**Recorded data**
==============================

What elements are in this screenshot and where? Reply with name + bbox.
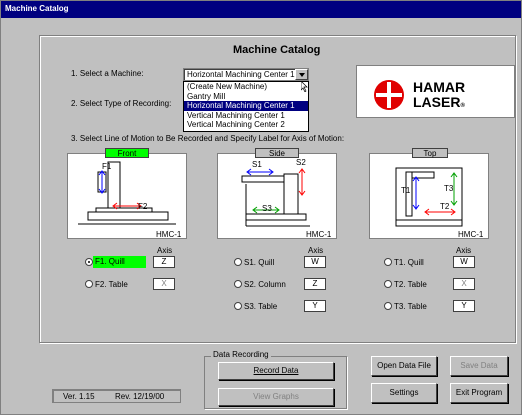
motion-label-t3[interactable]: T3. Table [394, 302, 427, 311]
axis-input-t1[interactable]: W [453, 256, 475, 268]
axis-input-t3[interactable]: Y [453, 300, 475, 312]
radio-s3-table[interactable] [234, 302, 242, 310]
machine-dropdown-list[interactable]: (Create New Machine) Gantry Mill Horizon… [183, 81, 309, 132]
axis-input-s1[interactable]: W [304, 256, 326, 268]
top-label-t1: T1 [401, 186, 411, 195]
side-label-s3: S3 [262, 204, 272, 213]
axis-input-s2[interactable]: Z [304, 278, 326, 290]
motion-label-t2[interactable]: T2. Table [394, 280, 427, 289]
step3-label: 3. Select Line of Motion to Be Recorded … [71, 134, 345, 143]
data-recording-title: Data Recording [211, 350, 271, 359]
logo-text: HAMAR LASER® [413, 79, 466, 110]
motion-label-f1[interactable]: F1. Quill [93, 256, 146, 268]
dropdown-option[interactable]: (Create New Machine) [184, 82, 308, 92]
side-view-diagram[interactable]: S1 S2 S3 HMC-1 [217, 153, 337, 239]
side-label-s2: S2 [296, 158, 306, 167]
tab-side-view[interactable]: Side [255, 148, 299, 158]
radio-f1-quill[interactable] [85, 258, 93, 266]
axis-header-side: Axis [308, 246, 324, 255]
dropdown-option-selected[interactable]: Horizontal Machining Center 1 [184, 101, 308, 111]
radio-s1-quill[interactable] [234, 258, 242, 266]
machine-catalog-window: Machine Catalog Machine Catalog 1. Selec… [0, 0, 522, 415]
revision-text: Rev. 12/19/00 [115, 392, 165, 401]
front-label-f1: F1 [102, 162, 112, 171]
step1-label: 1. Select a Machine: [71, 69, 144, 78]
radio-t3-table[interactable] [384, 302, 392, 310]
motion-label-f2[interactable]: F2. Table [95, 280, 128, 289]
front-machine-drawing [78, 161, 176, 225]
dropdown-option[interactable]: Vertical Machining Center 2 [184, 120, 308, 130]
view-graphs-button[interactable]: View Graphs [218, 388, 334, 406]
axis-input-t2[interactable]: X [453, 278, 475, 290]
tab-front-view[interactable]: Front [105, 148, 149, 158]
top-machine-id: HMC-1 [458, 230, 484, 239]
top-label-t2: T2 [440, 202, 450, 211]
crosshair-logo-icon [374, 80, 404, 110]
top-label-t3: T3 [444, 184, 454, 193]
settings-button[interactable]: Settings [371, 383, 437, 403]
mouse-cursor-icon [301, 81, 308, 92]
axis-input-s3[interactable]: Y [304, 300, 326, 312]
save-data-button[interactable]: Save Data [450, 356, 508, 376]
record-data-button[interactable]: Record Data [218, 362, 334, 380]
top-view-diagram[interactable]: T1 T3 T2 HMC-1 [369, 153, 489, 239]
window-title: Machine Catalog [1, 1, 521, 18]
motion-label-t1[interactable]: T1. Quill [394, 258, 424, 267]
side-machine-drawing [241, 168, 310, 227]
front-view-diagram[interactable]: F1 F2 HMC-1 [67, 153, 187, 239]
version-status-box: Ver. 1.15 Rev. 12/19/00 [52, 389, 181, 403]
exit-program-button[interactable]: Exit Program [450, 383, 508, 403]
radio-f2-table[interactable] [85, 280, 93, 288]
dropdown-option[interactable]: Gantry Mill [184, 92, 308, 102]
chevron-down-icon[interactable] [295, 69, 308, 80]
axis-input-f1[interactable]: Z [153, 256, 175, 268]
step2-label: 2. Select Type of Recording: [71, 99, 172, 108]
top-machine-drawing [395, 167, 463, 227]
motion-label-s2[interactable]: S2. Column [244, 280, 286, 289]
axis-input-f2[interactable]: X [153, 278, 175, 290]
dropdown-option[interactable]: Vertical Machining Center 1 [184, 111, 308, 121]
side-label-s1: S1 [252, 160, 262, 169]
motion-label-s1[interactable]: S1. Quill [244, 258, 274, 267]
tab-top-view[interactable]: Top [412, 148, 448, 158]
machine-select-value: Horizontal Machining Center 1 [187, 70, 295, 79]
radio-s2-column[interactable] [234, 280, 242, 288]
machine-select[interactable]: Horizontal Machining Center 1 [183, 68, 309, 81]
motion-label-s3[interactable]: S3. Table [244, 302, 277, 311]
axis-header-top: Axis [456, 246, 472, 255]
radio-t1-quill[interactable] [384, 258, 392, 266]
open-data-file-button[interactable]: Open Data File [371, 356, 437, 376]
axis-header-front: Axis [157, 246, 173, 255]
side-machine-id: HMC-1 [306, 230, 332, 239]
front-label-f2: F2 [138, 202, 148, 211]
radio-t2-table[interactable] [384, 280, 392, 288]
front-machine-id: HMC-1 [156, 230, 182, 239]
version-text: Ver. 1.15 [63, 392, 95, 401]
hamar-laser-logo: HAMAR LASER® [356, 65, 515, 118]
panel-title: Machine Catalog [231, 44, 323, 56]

==============================

**WHAT IS NEEDED**
Copy out the lines of the items above word for word, beginning at the line containing "motion-label-t3[interactable]: T3. Table" and ending with the line containing "side-label-s3: S3 [262, 204, 272, 213]".

**TASK RESULT**
motion-label-t3[interactable]: T3. Table [394, 302, 427, 311]
axis-input-t1[interactable]: W [453, 256, 475, 268]
axis-input-t3[interactable]: Y [453, 300, 475, 312]
radio-s3-table[interactable] [234, 302, 242, 310]
machine-dropdown-list[interactable]: (Create New Machine) Gantry Mill Horizon… [183, 81, 309, 132]
axis-input-s1[interactable]: W [304, 256, 326, 268]
top-label-t1: T1 [401, 186, 411, 195]
side-label-s3: S3 [262, 204, 272, 213]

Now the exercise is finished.